* **Instruction**
Determine how many lines of the entries contain "باللحمه". Reply with that number alone.

(Records from a collection)
════════════════════

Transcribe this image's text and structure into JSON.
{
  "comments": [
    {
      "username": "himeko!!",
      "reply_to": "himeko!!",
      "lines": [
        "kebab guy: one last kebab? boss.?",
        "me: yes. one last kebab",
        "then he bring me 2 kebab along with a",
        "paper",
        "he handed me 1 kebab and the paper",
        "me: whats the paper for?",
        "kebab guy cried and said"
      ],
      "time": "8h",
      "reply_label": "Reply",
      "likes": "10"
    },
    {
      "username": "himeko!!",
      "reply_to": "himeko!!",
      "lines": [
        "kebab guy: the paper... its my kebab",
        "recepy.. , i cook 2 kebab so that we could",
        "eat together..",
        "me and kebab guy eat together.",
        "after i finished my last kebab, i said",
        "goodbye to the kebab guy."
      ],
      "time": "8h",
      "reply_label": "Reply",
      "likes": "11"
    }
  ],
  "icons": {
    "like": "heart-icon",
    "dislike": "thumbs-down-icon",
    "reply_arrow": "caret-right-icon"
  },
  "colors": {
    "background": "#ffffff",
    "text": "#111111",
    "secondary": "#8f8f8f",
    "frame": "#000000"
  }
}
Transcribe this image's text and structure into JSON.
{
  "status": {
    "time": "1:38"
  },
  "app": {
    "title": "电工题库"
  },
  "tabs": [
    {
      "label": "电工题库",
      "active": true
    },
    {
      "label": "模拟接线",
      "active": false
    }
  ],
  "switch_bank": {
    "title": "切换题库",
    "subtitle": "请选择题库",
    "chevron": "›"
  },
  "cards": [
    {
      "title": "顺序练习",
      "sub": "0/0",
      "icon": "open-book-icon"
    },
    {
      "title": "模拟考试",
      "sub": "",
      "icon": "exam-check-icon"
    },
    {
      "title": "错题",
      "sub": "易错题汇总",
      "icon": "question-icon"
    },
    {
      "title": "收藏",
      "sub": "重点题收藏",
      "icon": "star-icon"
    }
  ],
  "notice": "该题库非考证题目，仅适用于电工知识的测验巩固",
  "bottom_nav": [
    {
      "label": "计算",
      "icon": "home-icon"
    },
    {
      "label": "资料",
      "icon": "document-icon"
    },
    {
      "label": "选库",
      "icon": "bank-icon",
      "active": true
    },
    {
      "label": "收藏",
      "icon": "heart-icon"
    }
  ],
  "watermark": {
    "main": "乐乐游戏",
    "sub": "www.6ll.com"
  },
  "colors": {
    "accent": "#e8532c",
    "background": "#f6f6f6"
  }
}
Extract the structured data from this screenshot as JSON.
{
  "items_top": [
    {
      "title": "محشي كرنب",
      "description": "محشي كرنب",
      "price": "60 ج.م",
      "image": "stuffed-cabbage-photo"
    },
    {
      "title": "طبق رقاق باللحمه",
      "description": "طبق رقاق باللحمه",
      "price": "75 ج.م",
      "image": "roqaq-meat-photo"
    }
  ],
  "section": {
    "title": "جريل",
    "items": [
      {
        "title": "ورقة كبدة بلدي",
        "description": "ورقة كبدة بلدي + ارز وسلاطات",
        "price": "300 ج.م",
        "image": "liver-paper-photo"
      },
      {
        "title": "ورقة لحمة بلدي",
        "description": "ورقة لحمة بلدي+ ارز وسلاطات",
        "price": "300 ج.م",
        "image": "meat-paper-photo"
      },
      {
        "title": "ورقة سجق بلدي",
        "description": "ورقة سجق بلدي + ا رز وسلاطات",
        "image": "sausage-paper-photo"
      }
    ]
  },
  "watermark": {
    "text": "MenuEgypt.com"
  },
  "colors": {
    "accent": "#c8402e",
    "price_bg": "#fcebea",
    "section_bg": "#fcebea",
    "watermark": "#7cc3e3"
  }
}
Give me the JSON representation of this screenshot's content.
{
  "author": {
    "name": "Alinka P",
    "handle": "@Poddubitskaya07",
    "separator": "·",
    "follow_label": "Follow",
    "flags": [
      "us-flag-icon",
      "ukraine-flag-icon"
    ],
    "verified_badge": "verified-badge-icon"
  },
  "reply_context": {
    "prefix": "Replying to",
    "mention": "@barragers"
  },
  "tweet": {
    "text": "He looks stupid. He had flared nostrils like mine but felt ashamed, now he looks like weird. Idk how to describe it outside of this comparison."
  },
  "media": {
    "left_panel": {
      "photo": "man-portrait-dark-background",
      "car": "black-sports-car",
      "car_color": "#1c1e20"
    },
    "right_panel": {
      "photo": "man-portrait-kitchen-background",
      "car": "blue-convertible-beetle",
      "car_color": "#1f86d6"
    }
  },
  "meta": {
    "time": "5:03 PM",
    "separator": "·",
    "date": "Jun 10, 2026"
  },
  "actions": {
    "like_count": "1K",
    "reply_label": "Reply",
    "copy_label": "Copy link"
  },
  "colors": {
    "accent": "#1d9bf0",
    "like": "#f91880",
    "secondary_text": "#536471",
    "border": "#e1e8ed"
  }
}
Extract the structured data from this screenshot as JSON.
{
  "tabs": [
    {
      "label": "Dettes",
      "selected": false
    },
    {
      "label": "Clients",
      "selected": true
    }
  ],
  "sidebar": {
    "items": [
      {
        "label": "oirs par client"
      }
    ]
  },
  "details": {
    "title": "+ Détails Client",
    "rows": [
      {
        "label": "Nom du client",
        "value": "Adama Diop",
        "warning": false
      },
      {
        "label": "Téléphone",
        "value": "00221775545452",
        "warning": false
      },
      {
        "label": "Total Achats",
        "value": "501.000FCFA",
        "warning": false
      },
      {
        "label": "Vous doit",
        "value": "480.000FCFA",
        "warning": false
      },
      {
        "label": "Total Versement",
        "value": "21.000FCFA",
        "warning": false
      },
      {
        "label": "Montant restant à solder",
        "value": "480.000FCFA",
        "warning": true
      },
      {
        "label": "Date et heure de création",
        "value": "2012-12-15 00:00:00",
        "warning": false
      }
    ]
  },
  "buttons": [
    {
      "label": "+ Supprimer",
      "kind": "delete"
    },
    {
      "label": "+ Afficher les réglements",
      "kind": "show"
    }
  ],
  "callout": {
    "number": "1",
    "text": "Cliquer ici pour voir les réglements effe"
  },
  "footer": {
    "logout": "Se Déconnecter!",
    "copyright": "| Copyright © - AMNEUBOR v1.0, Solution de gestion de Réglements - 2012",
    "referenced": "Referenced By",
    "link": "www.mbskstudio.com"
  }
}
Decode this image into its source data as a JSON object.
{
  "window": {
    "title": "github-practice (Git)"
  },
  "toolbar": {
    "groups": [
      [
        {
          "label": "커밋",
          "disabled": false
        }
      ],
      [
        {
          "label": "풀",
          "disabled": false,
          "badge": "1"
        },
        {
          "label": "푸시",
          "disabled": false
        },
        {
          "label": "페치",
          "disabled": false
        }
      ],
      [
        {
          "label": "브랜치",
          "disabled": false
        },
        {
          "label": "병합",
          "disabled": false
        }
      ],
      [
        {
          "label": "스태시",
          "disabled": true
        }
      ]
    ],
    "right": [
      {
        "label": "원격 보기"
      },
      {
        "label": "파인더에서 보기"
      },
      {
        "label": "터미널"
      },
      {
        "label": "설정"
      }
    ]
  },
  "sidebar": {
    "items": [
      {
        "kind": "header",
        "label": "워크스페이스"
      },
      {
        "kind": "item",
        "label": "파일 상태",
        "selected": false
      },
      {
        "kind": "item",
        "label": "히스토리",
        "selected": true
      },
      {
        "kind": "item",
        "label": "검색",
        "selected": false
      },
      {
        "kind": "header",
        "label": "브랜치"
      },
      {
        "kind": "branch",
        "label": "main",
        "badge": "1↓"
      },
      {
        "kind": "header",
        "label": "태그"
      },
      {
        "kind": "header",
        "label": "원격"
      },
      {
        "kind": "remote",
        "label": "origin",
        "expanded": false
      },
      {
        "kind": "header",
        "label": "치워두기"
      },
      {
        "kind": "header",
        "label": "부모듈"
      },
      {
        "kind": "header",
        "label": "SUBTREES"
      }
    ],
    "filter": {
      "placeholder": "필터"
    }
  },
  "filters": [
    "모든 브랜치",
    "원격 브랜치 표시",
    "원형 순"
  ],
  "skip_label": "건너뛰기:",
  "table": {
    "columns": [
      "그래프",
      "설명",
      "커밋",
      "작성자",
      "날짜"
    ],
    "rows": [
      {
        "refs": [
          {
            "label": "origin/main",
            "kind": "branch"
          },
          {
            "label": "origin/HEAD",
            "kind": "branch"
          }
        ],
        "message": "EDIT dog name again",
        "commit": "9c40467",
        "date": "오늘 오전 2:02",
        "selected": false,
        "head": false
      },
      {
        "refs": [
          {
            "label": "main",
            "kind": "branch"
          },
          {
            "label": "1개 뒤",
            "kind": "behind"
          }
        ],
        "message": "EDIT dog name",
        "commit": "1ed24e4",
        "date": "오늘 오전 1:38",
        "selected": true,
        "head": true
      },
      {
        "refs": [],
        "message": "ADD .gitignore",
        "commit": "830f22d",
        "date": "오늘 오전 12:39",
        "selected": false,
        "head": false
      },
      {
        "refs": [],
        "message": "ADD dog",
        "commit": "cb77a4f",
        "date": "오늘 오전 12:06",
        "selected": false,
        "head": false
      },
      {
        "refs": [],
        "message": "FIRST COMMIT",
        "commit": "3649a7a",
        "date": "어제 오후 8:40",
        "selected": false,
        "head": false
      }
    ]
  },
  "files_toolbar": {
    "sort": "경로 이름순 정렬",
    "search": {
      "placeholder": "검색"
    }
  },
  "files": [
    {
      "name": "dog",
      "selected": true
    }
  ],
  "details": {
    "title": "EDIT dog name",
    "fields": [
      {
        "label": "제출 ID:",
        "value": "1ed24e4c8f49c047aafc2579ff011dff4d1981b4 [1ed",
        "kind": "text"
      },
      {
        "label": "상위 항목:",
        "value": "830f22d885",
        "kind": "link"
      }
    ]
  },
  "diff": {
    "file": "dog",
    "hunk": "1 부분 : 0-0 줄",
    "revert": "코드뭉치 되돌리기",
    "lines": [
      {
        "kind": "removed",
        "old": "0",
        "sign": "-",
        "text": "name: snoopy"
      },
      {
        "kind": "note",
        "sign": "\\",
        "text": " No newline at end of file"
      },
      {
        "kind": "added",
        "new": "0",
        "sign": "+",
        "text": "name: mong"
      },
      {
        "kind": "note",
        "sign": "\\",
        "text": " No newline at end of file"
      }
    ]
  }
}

════════════════════

* **Exercise solution**
2